Entries taken from a collection
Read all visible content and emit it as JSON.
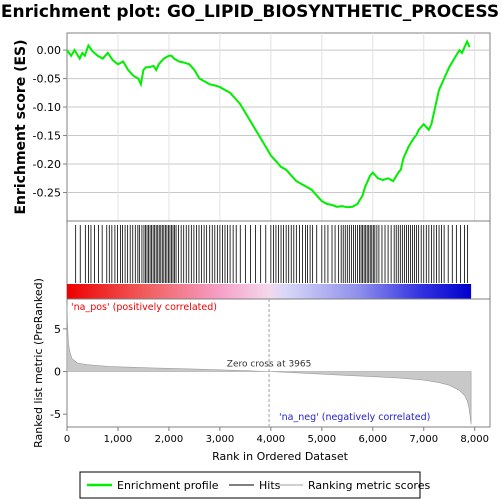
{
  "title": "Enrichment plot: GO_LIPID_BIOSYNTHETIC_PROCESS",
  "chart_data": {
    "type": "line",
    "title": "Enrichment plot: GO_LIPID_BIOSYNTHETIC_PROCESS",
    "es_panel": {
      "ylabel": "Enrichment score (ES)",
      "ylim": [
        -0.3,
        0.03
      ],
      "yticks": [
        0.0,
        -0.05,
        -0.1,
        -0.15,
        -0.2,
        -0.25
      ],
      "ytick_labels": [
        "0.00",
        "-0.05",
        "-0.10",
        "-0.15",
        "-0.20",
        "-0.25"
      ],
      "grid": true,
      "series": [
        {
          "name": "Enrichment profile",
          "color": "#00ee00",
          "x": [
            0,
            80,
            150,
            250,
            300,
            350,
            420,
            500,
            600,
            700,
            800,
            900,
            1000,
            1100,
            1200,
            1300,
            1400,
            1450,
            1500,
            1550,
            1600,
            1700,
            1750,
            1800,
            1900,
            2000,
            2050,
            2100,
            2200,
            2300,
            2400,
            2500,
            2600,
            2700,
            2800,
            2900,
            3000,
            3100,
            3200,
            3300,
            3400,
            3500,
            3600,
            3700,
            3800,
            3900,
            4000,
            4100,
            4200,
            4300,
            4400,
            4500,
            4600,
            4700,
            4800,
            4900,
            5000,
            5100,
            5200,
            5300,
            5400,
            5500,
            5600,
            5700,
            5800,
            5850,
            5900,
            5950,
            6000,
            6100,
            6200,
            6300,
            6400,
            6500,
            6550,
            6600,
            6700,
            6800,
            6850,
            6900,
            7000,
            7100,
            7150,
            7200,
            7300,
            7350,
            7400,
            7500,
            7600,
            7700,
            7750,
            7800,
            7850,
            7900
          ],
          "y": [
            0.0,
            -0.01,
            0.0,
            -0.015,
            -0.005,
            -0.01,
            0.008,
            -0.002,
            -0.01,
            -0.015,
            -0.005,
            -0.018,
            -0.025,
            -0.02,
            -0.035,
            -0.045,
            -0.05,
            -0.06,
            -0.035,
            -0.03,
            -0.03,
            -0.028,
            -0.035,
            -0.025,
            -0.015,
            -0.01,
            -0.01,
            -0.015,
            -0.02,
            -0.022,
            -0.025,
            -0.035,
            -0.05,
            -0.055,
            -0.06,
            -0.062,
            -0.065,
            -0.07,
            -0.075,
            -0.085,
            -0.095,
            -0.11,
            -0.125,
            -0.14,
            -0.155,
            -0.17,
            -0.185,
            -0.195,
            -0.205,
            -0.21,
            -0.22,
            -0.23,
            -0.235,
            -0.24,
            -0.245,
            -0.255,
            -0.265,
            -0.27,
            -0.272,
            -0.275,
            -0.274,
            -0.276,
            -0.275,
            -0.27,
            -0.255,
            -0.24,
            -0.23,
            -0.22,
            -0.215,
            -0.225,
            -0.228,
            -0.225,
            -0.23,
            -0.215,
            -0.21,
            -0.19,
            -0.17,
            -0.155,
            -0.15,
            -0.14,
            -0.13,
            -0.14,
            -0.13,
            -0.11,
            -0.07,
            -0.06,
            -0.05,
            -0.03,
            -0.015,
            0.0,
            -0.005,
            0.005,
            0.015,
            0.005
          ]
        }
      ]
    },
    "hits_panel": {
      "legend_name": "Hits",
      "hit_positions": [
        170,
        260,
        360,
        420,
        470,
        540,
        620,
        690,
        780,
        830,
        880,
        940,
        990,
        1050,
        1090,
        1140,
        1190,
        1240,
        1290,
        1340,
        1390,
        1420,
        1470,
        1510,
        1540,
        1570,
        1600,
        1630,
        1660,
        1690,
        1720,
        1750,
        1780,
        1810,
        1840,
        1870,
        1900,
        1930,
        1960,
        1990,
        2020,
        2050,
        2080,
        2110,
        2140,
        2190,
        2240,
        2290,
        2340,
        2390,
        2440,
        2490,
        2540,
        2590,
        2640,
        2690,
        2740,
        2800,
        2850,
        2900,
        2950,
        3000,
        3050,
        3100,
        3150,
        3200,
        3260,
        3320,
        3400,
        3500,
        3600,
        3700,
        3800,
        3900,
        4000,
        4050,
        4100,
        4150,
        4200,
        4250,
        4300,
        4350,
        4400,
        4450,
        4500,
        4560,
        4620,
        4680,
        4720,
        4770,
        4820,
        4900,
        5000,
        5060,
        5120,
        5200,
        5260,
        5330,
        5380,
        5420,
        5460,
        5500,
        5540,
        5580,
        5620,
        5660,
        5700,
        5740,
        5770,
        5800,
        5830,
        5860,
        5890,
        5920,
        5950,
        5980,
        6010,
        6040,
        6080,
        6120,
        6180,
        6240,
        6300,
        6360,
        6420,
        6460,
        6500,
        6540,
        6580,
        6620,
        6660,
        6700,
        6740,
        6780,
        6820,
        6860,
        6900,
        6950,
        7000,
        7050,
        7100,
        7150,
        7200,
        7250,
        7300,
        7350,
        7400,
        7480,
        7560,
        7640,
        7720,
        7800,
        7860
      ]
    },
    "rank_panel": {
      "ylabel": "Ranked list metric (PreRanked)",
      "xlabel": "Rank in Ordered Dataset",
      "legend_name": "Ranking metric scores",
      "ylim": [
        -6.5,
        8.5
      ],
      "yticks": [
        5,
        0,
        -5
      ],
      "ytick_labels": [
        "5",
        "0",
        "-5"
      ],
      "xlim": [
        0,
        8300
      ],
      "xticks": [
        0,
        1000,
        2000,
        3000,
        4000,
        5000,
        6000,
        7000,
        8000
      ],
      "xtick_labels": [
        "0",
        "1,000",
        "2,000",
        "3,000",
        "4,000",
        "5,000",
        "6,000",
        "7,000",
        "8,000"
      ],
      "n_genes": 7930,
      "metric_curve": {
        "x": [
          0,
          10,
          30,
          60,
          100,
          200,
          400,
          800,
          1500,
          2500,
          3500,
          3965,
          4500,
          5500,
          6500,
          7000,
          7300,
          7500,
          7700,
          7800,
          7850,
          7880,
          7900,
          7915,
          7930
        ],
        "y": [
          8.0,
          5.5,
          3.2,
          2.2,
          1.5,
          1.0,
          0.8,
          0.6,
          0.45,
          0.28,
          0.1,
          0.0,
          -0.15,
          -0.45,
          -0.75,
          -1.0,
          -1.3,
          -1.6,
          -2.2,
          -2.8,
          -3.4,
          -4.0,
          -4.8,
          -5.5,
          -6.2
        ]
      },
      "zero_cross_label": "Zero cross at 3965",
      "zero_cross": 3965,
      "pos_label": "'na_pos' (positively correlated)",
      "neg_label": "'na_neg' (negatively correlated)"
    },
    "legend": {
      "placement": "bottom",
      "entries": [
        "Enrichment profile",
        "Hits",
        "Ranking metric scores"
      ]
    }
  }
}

* Task directions *
All the records need to be printed again exactly as written, though without their pictures.

* Solved problem *
Read all visible content and emit it as JSON.
{
  "title": "Enrichment plot: GO_LIPID_BIOSYNTHETIC_PROCESS",
  "chart_data": {
    "type": "line",
    "title": "Enrichment plot: GO_LIPID_BIOSYNTHETIC_PROCESS",
    "es_panel": {
      "ylabel": "Enrichment score (ES)",
      "ylim": [
        -0.3,
        0.03
      ],
      "yticks": [
        0.0,
        -0.05,
        -0.1,
        -0.15,
        -0.2,
        -0.25
      ],
      "ytick_labels": [
        "0.00",
        "-0.05",
        "-0.10",
        "-0.15",
        "-0.20",
        "-0.25"
      ],
      "grid": true,
      "series": [
        {
          "name": "Enrichment profile",
          "color": "#00ee00",
          "x": [
            0,
            80,
            150,
            250,
            300,
            350,
            420,
            500,
            600,
            700,
            800,
            900,
            1000,
            1100,
            1200,
            1300,
            1400,
            1450,
            1500,
            1550,
            1600,
            1700,
            1750,
            1800,
            1900,
            2000,
            2050,
            2100,
            2200,
            2300,
            2400,
            2500,
            2600,
            2700,
            2800,
            2900,
            3000,
            3100,
            3200,
            3300,
            3400,
            3500,
            3600,
            3700,
            3800,
            3900,
            4000,
            4100,
            4200,
            4300,
            4400,
            4500,
            4600,
            4700,
            4800,
            4900,
            5000,
            5100,
            5200,
            5300,
            5400,
            5500,
            5600,
            5700,
            5800,
            5850,
            5900,
            5950,
            6000,
            6100,
            6200,
            6300,
            6400,
            6500,
            6550,
            6600,
            6700,
            6800,
            6850,
            6900,
            7000,
            7100,
            7150,
            7200,
            7300,
            7350,
            7400,
            7500,
            7600,
            7700,
            7750,
            7800,
            7850,
            7900
          ],
          "y": [
            0.0,
            -0.01,
            0.0,
            -0.015,
            -0.005,
            -0.01,
            0.008,
            -0.002,
            -0.01,
            -0.015,
            -0.005,
            -0.018,
            -0.025,
            -0.02,
            -0.035,
            -0.045,
            -0.05,
            -0.06,
            -0.035,
            -0.03,
            -0.03,
            -0.028,
            -0.035,
            -0.025,
            -0.015,
            -0.01,
            -0.01,
            -0.015,
            -0.02,
            -0.022,
            -0.025,
            -0.035,
            -0.05,
            -0.055,
            -0.06,
            -0.062,
            -0.065,
            -0.07,
            -0.075,
            -0.085,
            -0.095,
            -0.11,
            -0.125,
            -0.14,
            -0.155,
            -0.17,
            -0.185,
            -0.195,
            -0.205,
            -0.21,
            -0.22,
            -0.23,
            -0.235,
            -0.24,
            -0.245,
            -0.255,
            -0.265,
            -0.27,
            -0.272,
            -0.275,
            -0.274,
            -0.276,
            -0.275,
            -0.27,
            -0.255,
            -0.24,
            -0.23,
            -0.22,
            -0.215,
            -0.225,
            -0.228,
            -0.225,
            -0.23,
            -0.215,
            -0.21,
            -0.19,
            -0.17,
            -0.155,
            -0.15,
            -0.14,
            -0.13,
            -0.14,
            -0.13,
            -0.11,
            -0.07,
            -0.06,
            -0.05,
            -0.03,
            -0.015,
            0.0,
            -0.005,
            0.005,
            0.015,
            0.005
          ]
        }
      ]
    },
    "hits_panel": {
      "legend_name": "Hits",
      "hit_positions": [
        170,
        260,
        360,
        420,
        470,
        540,
        620,
        690,
        780,
        830,
        880,
        940,
        990,
        1050,
        1090,
        1140,
        1190,
        1240,
        1290,
        1340,
        1390,
        1420,
        1470,
        1510,
        1540,
        1570,
        1600,
        1630,
        1660,
        1690,
        1720,
        1750,
        1780,
        1810,
        1840,
        1870,
        1900,
        1930,
        1960,
        1990,
        2020,
        2050,
        2080,
        2110,
        2140,
        2190,
        2240,
        2290,
        2340,
        2390,
        2440,
        2490,
        2540,
        2590,
        2640,
        2690,
        2740,
        2800,
        2850,
        2900,
        2950,
        3000,
        3050,
        3100,
        3150,
        3200,
        3260,
        3320,
        3400,
        3500,
        3600,
        3700,
        3800,
        3900,
        4000,
        4050,
        4100,
        4150,
        4200,
        4250,
        4300,
        4350,
        4400,
        4450,
        4500,
        4560,
        4620,
        4680,
        4720,
        4770,
        4820,
        4900,
        5000,
        5060,
        5120,
        5200,
        5260,
        5330,
        5380,
        5420,
        5460,
        5500,
        5540,
        5580,
        5620,
        5660,
        5700,
        5740,
        5770,
        5800,
        5830,
        5860,
        5890,
        5920,
        5950,
        5980,
        6010,
        6040,
        6080,
        6120,
        6180,
        6240,
        6300,
        6360,
        6420,
        6460,
        6500,
        6540,
        6580,
        6620,
        6660,
        6700,
        6740,
        6780,
        6820,
        6860,
        6900,
        6950,
        7000,
        7050,
        7100,
        7150,
        7200,
        7250,
        7300,
        7350,
        7400,
        7480,
        7560,
        7640,
        7720,
        7800,
        7860
      ]
    },
    "rank_panel": {
      "ylabel": "Ranked list metric (PreRanked)",
      "xlabel": "Rank in Ordered Dataset",
      "legend_name": "Ranking metric scores",
      "ylim": [
        -6.5,
        8.5
      ],
      "yticks": [
        5,
        0,
        -5
      ],
      "ytick_labels": [
        "5",
        "0",
        "-5"
      ],
      "xlim": [
        0,
        8300
      ],
      "xticks": [
        0,
        1000,
        2000,
        3000,
        4000,
        5000,
        6000,
        7000,
        8000
      ],
      "xtick_labels": [
        "0",
        "1,000",
        "2,000",
        "3,000",
        "4,000",
        "5,000",
        "6,000",
        "7,000",
        "8,000"
      ],
      "n_genes": 7930,
      "metric_curve": {
        "x": [
          0,
          10,
          30,
          60,
          100,
          200,
          400,
          800,
          1500,
          2500,
          3500,
          3965,
          4500,
          5500,
          6500,
          7000,
          7300,
          7500,
          7700,
          7800,
          7850,
          7880,
          7900,
          7915,
          7930
        ],
        "y": [
          8.0,
          5.5,
          3.2,
          2.2,
          1.5,
          1.0,
          0.8,
          0.6,
          0.45,
          0.28,
          0.1,
          0.0,
          -0.15,
          -0.45,
          -0.75,
          -1.0,
          -1.3,
          -1.6,
          -2.2,
          -2.8,
          -3.4,
          -4.0,
          -4.8,
          -5.5,
          -6.2
        ]
      },
      "zero_cross_label": "Zero cross at 3965",
      "zero_cross": 3965,
      "pos_label": "'na_pos' (positively correlated)",
      "neg_label": "'na_neg' (negatively correlated)"
    },
    "legend": {
      "placement": "bottom",
      "entries": [
        "Enrichment profile",
        "Hits",
        "Ranking metric scores"
      ]
    }
  }
}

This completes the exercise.